(GIVEN REQUEST): Transcribe verbatim the rows from the first one through the row containing "data-point-digits-only: [363, 381, 379, 395]", including both.

>> start MATERIAL SHOWN

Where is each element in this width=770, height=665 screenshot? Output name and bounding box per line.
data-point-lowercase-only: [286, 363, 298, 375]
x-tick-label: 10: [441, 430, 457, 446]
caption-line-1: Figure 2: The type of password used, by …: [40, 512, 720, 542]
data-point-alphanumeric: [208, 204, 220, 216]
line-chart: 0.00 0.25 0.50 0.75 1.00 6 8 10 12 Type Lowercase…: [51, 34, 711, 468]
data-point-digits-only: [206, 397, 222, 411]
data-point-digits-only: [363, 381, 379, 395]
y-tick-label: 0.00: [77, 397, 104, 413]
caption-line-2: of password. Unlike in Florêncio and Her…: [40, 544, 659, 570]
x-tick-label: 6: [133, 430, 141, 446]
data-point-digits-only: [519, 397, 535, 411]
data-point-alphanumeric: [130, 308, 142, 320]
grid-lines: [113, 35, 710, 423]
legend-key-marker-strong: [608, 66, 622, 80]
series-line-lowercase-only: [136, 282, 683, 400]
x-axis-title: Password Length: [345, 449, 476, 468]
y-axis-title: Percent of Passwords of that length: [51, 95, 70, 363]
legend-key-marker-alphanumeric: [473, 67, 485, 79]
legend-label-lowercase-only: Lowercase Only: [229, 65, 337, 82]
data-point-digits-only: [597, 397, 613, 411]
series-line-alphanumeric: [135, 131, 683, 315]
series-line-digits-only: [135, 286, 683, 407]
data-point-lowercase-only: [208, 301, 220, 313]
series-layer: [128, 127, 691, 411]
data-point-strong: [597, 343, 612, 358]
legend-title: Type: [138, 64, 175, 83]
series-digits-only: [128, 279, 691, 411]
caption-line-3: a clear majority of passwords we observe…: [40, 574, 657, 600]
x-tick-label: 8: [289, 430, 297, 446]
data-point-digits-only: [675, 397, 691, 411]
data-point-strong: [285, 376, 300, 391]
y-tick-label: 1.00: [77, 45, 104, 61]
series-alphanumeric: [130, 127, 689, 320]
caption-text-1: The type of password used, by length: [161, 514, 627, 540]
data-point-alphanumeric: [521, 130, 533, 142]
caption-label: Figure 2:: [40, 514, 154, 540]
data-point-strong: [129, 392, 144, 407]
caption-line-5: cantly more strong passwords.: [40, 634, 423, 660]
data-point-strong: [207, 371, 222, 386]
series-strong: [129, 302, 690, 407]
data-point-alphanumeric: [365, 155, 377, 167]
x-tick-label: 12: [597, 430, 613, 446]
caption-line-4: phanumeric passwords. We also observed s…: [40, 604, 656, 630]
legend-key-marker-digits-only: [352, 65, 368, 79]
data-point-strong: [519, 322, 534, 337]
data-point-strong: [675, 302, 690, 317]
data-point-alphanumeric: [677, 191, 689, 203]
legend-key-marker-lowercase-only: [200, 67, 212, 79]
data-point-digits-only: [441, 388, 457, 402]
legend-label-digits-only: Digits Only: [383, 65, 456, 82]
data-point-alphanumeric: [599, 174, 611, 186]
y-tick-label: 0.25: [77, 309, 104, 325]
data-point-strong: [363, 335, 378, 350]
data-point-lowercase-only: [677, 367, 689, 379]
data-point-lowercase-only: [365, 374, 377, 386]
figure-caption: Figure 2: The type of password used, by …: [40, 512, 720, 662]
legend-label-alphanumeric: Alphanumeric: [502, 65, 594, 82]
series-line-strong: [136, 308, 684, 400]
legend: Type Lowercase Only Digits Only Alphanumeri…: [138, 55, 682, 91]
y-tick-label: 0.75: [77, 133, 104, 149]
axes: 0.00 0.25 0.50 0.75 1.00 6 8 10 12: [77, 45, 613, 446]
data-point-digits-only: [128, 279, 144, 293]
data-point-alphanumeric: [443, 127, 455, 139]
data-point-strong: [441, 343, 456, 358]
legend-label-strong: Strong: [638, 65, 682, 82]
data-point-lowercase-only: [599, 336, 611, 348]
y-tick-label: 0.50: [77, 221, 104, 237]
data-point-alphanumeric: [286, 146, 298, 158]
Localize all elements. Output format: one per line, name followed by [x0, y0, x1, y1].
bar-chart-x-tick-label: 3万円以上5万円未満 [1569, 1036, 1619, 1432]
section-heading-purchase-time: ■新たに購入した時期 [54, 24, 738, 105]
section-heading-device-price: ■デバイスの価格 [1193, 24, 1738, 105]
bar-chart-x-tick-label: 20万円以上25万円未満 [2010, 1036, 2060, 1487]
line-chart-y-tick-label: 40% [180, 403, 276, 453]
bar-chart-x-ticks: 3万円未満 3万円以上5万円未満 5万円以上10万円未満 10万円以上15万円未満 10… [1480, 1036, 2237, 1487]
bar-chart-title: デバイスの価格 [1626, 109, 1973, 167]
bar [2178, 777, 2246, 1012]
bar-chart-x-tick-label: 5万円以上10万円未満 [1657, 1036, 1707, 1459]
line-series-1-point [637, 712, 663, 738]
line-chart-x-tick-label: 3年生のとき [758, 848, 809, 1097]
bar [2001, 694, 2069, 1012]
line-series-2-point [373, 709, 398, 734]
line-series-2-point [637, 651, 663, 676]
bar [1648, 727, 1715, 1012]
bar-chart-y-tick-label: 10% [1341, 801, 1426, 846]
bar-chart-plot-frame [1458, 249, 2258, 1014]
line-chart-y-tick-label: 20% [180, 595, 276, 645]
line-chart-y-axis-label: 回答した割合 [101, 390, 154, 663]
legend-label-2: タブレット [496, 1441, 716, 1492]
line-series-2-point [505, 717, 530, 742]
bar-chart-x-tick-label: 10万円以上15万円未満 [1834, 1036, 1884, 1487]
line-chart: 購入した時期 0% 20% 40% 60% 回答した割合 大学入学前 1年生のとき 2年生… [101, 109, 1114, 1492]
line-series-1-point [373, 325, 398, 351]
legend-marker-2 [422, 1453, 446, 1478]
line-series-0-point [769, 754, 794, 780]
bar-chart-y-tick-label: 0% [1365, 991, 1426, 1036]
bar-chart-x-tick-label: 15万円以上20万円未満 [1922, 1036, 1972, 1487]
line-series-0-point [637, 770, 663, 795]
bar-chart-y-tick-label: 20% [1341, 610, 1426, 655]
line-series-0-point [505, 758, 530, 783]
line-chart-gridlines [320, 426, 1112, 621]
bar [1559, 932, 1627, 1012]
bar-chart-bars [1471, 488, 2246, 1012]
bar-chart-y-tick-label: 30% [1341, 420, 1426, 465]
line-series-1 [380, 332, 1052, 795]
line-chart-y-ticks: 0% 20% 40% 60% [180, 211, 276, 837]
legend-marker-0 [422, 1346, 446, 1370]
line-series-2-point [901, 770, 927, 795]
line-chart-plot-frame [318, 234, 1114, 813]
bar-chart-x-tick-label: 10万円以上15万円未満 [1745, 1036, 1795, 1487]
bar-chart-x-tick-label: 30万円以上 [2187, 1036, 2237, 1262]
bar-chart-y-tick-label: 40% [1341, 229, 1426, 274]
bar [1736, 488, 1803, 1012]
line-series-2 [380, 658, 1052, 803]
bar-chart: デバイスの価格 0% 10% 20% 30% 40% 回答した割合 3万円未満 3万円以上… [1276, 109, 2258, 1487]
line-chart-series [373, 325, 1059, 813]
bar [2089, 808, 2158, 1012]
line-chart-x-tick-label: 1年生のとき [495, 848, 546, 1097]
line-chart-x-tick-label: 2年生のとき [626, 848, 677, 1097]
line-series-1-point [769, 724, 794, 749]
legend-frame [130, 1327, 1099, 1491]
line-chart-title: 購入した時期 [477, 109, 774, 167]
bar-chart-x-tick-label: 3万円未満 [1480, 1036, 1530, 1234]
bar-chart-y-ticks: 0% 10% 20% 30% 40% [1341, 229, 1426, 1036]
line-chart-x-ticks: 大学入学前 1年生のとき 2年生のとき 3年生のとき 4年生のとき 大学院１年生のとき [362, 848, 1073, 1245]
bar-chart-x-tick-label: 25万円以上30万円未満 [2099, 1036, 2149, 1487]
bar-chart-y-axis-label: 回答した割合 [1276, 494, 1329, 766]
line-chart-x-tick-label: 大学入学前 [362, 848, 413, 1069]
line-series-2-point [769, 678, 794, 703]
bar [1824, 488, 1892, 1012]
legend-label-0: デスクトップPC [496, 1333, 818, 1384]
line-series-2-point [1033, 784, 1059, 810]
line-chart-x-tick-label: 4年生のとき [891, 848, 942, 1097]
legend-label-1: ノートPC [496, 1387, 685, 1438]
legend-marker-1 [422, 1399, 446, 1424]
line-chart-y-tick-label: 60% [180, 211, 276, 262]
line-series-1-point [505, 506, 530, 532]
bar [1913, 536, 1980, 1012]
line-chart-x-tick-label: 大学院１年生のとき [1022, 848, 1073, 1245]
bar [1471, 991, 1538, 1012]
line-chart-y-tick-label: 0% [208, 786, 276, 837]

>> end MATERIAL SHOWN

(REPLY TO THE TASK):
Where is each element in this width=770, height=665 screenshot? Output name and bounding box per line.
data-point-lowercase-only: [286, 363, 298, 375]
x-tick-label: 10: [441, 430, 457, 446]
caption-line-1: Figure 2: The type of password used, by …: [40, 512, 720, 542]
data-point-alphanumeric: [208, 204, 220, 216]
line-chart: 0.00 0.25 0.50 0.75 1.00 6 8 10 12 Type Lowercase…: [51, 34, 711, 468]
data-point-digits-only: [206, 397, 222, 411]
data-point-digits-only: [363, 381, 379, 395]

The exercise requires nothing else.